### What the task requires
Write the data below out exactly as it stands. Do not include the pictures.

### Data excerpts
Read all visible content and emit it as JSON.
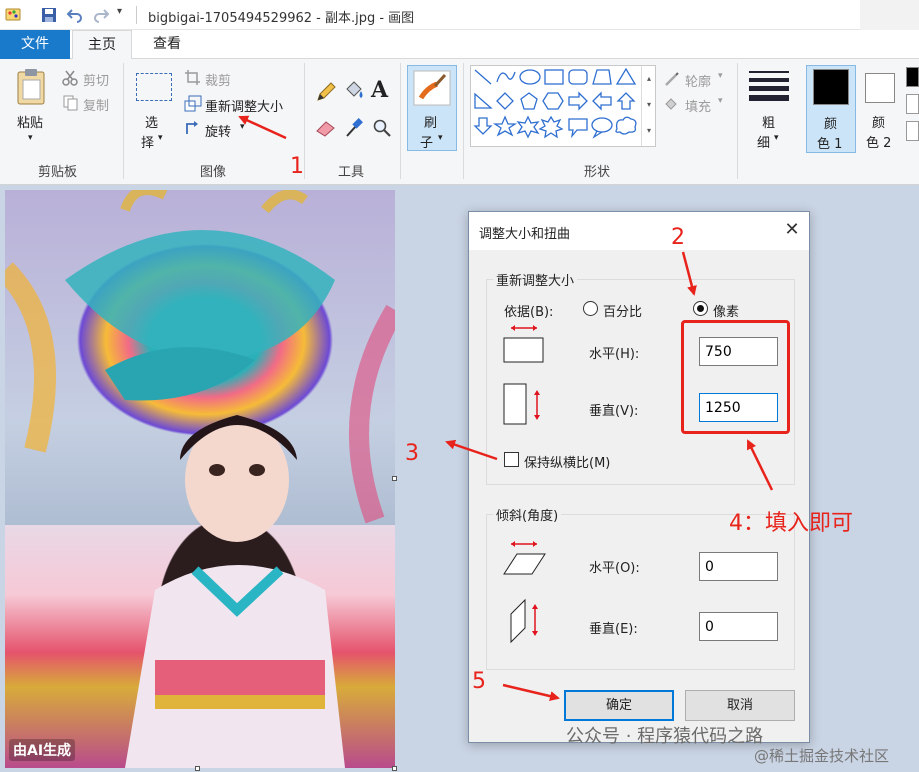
{
  "window": {
    "title": "bigbigai-1705494529962 - 副本.jpg - 画图"
  },
  "tabs": [
    {
      "label": "文件"
    },
    {
      "label": "主页"
    },
    {
      "label": "查看"
    }
  ],
  "ribbon": {
    "clipboard": {
      "paste": "粘贴",
      "cut": "剪切",
      "copy": "复制",
      "group": "剪贴板"
    },
    "image": {
      "select_1": "选",
      "select_2": "择",
      "crop": "裁剪",
      "resize": "重新调整大小",
      "rotate": "旋转",
      "group": "图像"
    },
    "tools": {
      "group": "工具",
      "text_icon": "A"
    },
    "brushes": {
      "line1": "刷",
      "line2": "子"
    },
    "shapes": {
      "group": "形状",
      "outline": "轮廓",
      "fill": "填充"
    },
    "size": {
      "line1": "粗",
      "line2": "细"
    },
    "color1": {
      "line1": "颜",
      "line2": "色 1"
    },
    "color2": {
      "line1": "颜",
      "line2": "色 2"
    }
  },
  "dialog": {
    "title": "调整大小和扭曲",
    "resize_group": "重新调整大小",
    "by_label": "依据(B):",
    "percent_label": "百分比",
    "pixels_label": "像素",
    "selected_unit": "像素",
    "horizontal_label": "水平(H):",
    "horizontal_value": "750",
    "vertical_label": "垂直(V):",
    "vertical_value": "1250",
    "keep_ratio_label": "保持纵横比(M)",
    "keep_ratio_checked": false,
    "skew_group": "倾斜(角度)",
    "skew_h_label": "水平(O):",
    "skew_h_value": "0",
    "skew_v_label": "垂直(E):",
    "skew_v_value": "0",
    "ok": "确定",
    "cancel": "取消"
  },
  "annotations": {
    "n1": "1",
    "n2": "2",
    "n3": "3",
    "n4": "4：填入即可",
    "n5": "5",
    "color": "#e8231c"
  },
  "watermarks": {
    "left": "由AI生成",
    "wechat": "公众号 · 程序猿代码之路",
    "juejin": "@稀土掘金技术社区"
  },
  "colors": {
    "file_tab": "#1979ca",
    "focus_blue": "#0078d7",
    "canvas_bg": "#c9d4e4"
  },
  "icons": [
    "paint-app-icon",
    "save-icon",
    "undo-icon",
    "redo-icon",
    "paste-icon",
    "cut-icon",
    "copy-icon",
    "select-icon",
    "crop-icon",
    "resize-icon",
    "rotate-icon",
    "pencil-icon",
    "fill-bucket-icon",
    "text-icon",
    "eraser-icon",
    "color-picker-icon",
    "magnifier-icon",
    "brush-icon",
    "size-icon",
    "close-icon"
  ]
}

### Problem solution
Read all visible content and emit it as JSON.
{
  "window": {
    "title": "bigbigai-1705494529962 - 副本.jpg - 画图"
  },
  "tabs": [
    {
      "label": "文件"
    },
    {
      "label": "主页"
    },
    {
      "label": "查看"
    }
  ],
  "ribbon": {
    "clipboard": {
      "paste": "粘贴",
      "cut": "剪切",
      "copy": "复制",
      "group": "剪贴板"
    },
    "image": {
      "select_1": "选",
      "select_2": "择",
      "crop": "裁剪",
      "resize": "重新调整大小",
      "rotate": "旋转",
      "group": "图像"
    },
    "tools": {
      "group": "工具",
      "text_icon": "A"
    },
    "brushes": {
      "line1": "刷",
      "line2": "子"
    },
    "shapes": {
      "group": "形状",
      "outline": "轮廓",
      "fill": "填充"
    },
    "size": {
      "line1": "粗",
      "line2": "细"
    },
    "color1": {
      "line1": "颜",
      "line2": "色 1"
    },
    "color2": {
      "line1": "颜",
      "line2": "色 2"
    }
  },
  "dialog": {
    "title": "调整大小和扭曲",
    "resize_group": "重新调整大小",
    "by_label": "依据(B):",
    "percent_label": "百分比",
    "pixels_label": "像素",
    "selected_unit": "像素",
    "horizontal_label": "水平(H):",
    "horizontal_value": "750",
    "vertical_label": "垂直(V):",
    "vertical_value": "1250",
    "keep_ratio_label": "保持纵横比(M)",
    "keep_ratio_checked": false,
    "skew_group": "倾斜(角度)",
    "skew_h_label": "水平(O):",
    "skew_h_value": "0",
    "skew_v_label": "垂直(E):",
    "skew_v_value": "0",
    "ok": "确定",
    "cancel": "取消"
  },
  "annotations": {
    "n1": "1",
    "n2": "2",
    "n3": "3",
    "n4": "4：填入即可",
    "n5": "5",
    "color": "#e8231c"
  },
  "watermarks": {
    "left": "由AI生成",
    "wechat": "公众号 · 程序猿代码之路",
    "juejin": "@稀土掘金技术社区"
  },
  "colors": {
    "file_tab": "#1979ca",
    "focus_blue": "#0078d7",
    "canvas_bg": "#c9d4e4"
  },
  "icons": [
    "paint-app-icon",
    "save-icon",
    "undo-icon",
    "redo-icon",
    "paste-icon",
    "cut-icon",
    "copy-icon",
    "select-icon",
    "crop-icon",
    "resize-icon",
    "rotate-icon",
    "pencil-icon",
    "fill-bucket-icon",
    "text-icon",
    "eraser-icon",
    "color-picker-icon",
    "magnifier-icon",
    "brush-icon",
    "size-icon",
    "close-icon"
  ]
}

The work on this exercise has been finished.